Entries taken from a collection:

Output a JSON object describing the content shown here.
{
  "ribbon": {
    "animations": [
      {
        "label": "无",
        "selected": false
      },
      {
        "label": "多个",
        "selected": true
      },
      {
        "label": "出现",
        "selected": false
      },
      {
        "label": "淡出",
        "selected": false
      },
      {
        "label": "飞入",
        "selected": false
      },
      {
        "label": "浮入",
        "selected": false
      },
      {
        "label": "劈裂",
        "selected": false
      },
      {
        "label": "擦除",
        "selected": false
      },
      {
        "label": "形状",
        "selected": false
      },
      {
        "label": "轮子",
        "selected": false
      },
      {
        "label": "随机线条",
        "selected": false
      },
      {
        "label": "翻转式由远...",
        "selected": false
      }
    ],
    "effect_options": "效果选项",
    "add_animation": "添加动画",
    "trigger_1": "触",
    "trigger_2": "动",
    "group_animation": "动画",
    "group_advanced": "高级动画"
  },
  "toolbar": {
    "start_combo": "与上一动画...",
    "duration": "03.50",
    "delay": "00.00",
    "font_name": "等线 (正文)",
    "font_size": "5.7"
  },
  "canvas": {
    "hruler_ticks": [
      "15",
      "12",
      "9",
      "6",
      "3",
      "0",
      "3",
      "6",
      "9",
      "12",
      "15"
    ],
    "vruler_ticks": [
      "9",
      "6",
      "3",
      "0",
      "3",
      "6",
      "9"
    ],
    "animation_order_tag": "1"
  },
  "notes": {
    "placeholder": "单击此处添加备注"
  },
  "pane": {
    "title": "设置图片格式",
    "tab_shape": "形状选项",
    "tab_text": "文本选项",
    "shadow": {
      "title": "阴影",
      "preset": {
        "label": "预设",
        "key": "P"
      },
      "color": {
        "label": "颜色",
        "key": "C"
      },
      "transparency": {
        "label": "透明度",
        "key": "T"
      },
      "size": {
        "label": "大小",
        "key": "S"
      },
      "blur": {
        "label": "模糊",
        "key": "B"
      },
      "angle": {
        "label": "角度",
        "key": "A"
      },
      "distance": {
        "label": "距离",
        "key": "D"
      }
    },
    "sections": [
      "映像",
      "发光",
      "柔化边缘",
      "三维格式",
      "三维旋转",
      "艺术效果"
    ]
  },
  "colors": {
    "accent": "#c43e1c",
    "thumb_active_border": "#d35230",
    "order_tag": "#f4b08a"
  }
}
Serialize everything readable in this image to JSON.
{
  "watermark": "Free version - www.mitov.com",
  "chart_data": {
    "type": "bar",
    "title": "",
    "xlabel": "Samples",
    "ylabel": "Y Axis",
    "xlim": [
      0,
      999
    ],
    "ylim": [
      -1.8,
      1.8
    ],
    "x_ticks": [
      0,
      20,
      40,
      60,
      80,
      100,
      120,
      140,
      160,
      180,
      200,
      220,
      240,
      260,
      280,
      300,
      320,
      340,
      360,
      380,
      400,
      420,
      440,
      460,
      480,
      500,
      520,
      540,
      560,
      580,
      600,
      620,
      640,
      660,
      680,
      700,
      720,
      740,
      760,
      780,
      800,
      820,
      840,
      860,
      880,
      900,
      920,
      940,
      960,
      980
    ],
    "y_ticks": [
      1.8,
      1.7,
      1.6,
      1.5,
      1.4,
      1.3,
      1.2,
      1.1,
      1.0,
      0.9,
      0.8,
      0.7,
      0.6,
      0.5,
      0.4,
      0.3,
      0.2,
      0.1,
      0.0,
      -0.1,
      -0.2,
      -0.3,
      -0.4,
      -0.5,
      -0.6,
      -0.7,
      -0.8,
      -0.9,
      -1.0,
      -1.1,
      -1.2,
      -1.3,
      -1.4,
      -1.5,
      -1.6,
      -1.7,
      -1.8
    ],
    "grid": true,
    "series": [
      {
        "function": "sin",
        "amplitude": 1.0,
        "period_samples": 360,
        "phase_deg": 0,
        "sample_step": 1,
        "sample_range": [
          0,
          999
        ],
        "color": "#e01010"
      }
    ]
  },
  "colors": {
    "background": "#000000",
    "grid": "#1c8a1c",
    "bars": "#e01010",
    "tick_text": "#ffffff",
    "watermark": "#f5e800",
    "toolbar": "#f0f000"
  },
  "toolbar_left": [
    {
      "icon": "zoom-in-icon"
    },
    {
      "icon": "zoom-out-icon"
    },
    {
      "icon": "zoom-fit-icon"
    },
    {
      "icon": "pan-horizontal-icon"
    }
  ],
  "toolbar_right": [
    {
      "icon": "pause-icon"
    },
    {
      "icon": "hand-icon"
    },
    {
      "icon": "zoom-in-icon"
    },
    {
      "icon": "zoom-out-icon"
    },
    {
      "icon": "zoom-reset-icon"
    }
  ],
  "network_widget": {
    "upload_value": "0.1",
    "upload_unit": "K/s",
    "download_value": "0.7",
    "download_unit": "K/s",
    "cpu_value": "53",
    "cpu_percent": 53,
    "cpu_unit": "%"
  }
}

* Do this: Find the lines above that contain the word "watermark" and collect them.

* Response for this exercise:
  "watermark": "Free version - www.mitov.com",
    "watermark": "#f5e800",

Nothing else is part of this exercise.